DATA TO USE:
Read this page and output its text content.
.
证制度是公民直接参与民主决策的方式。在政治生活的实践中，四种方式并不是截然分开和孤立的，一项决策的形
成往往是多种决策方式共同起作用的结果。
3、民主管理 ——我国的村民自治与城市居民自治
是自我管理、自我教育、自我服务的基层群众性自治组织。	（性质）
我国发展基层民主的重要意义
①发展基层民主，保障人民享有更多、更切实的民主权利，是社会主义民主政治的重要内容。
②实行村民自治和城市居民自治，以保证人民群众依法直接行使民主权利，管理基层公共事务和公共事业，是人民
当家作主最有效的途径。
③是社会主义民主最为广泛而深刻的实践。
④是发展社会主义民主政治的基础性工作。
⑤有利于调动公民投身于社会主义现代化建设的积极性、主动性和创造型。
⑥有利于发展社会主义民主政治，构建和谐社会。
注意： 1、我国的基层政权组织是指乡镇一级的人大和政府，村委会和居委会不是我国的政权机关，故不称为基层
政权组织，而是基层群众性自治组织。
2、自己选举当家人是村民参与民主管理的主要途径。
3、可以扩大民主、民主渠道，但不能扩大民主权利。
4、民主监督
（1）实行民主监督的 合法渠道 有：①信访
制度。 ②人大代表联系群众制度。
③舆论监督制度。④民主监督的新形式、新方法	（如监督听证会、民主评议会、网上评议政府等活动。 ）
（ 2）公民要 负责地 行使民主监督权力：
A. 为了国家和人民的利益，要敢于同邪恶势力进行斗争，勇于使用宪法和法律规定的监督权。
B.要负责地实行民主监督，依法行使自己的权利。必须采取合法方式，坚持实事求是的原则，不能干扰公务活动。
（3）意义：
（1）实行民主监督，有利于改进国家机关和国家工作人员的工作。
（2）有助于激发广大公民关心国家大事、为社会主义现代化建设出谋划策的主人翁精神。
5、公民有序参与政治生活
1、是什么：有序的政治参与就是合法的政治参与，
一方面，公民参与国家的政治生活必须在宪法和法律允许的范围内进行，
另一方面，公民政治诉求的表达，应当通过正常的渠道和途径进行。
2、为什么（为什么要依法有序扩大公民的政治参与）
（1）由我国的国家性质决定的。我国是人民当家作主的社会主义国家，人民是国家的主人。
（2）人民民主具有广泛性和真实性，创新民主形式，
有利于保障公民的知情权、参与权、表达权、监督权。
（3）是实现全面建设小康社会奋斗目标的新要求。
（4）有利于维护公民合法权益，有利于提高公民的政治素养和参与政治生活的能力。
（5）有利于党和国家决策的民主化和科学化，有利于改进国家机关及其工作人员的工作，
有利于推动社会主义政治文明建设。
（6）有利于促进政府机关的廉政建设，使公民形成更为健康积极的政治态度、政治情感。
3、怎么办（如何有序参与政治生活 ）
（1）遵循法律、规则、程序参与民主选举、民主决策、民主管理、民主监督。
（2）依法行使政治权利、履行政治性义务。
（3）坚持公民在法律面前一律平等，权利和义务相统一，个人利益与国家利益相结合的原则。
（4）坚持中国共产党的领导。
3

GOAL:
Retype the material above, line by line, exactly.

WRITTEN ANSWER:
Read this page and output its text content.
.
证制度是公民直接参与民主决策的方式。在政治生活的实践中，四种方式并不是截然分开和孤立的，一项决策的形
成往往是多种决策方式共同起作用的结果。
3、民主管理 ——我国的村民自治与城市居民自治
是自我管理、自我教育、自我服务的基层群众性自治组织。	（性质）
我国发展基层民主的重要意义
①发展基层民主，保障人民享有更多、更切实的民主权利，是社会主义民主政治的重要内容。
②实行村民自治和城市居民自治，以保证人民群众依法直接行使民主权利，管理基层公共事务和公共事业，是人民
当家作主最有效的途径。
③是社会主义民主最为广泛而深刻的实践。
④是发展社会主义民主政治的基础性工作。
⑤有利于调动公民投身于社会主义现代化建设的积极性、主动性和创造型。
⑥有利于发展社会主义民主政治，构建和谐社会。
注意： 1、我国的基层政权组织是指乡镇一级的人大和政府，村委会和居委会不是我国的政权机关，故不称为基层
政权组织，而是基层群众性自治组织。
2、自己选举当家人是村民参与民主管理的主要途径。
3、可以扩大民主、民主渠道，但不能扩大民主权利。
4、民主监督
（1）实行民主监督的 合法渠道 有：①信访
制度。 ②人大代表联系群众制度。
③舆论监督制度。④民主监督的新形式、新方法	（如监督听证会、民主评议会、网上评议政府等活动。 ）
（ 2）公民要 负责地 行使民主监督权力：
A. 为了国家和人民的利益，要敢于同邪恶势力进行斗争，勇于使用宪法和法律规定的监督权。
B.要负责地实行民主监督，依法行使自己的权利。必须采取合法方式，坚持实事求是的原则，不能干扰公务活动。
（3）意义：
（1）实行民主监督，有利于改进国家机关和国家工作人员的工作。
（2）有助于激发广大公民关心国家大事、为社会主义现代化建设出谋划策的主人翁精神。
5、公民有序参与政治生活
1、是什么：有序的政治参与就是合法的政治参与，
一方面，公民参与国家的政治生活必须在宪法和法律允许的范围内进行，
另一方面，公民政治诉求的表达，应当通过正常的渠道和途径进行。
2、为什么（为什么要依法有序扩大公民的政治参与）
（1）由我国的国家性质决定的。我国是人民当家作主的社会主义国家，人民是国家的主人。
（2）人民民主具有广泛性和真实性，创新民主形式，
有利于保障公民的知情权、参与权、表达权、监督权。
（3）是实现全面建设小康社会奋斗目标的新要求。
（4）有利于维护公民合法权益，有利于提高公民的政治素养和参与政治生活的能力。
（5）有利于党和国家决策的民主化和科学化，有利于改进国家机关及其工作人员的工作，
有利于推动社会主义政治文明建设。
（6）有利于促进政府机关的廉政建设，使公民形成更为健康积极的政治态度、政治情感。
3、怎么办（如何有序参与政治生活 ）
（1）遵循法律、规则、程序参与民主选举、民主决策、民主管理、民主监督。
（2）依法行使政治权利、履行政治性义务。
（3）坚持公民在法律面前一律平等，权利和义务相统一，个人利益与国家利益相结合的原则。
（4）坚持中国共产党的领导。
3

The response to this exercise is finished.